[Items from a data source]
-- begin --

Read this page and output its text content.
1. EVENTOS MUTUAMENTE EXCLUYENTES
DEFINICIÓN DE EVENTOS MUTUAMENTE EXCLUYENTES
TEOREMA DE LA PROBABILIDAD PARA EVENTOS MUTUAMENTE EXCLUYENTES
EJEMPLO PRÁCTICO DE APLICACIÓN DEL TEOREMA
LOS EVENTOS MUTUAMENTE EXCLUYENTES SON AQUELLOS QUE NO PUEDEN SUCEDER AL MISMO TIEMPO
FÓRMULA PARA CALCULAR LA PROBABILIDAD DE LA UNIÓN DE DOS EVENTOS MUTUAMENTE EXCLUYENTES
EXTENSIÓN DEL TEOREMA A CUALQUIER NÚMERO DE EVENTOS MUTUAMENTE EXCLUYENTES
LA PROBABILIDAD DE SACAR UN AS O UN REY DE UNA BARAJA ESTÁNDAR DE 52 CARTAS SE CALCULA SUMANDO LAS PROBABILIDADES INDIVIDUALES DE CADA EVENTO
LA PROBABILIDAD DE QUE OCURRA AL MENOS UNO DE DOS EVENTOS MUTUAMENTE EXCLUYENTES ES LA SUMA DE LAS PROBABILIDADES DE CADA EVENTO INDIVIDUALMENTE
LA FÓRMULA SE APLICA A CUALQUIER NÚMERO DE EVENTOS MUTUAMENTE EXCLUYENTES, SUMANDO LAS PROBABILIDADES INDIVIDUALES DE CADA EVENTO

-- end --
-- begin --

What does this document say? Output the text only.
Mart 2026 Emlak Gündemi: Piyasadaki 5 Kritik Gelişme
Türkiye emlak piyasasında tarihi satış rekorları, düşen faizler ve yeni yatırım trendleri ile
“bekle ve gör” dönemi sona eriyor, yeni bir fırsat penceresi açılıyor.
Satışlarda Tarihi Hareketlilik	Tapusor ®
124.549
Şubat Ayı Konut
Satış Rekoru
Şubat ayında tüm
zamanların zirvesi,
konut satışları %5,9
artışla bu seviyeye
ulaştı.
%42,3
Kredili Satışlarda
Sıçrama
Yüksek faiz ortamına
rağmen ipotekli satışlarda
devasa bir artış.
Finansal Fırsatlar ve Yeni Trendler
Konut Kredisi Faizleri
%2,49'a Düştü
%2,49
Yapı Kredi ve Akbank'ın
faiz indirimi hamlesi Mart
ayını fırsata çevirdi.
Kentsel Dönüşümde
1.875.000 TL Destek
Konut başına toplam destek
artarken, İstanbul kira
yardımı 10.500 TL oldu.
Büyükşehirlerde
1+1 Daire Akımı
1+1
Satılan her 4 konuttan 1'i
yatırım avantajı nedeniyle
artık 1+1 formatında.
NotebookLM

-- end --

_SHORT EXERCISE_. Review the material and copy each line in which the word "CUALQUIER" appears.

_SOLUTION TO THIS EXERCISE_.
EXTENSIÓN DEL TEOREMA A CUALQUIER NÚMERO DE EVENTOS MUTUAMENTE EXCLUYENTES
LA FÓRMULA SE APLICA A CUALQUIER NÚMERO DE EVENTOS MUTUAMENTE EXCLUYENTES, SUMANDO LAS PROBABILIDADES INDIVIDUALES DE CADA EVENTO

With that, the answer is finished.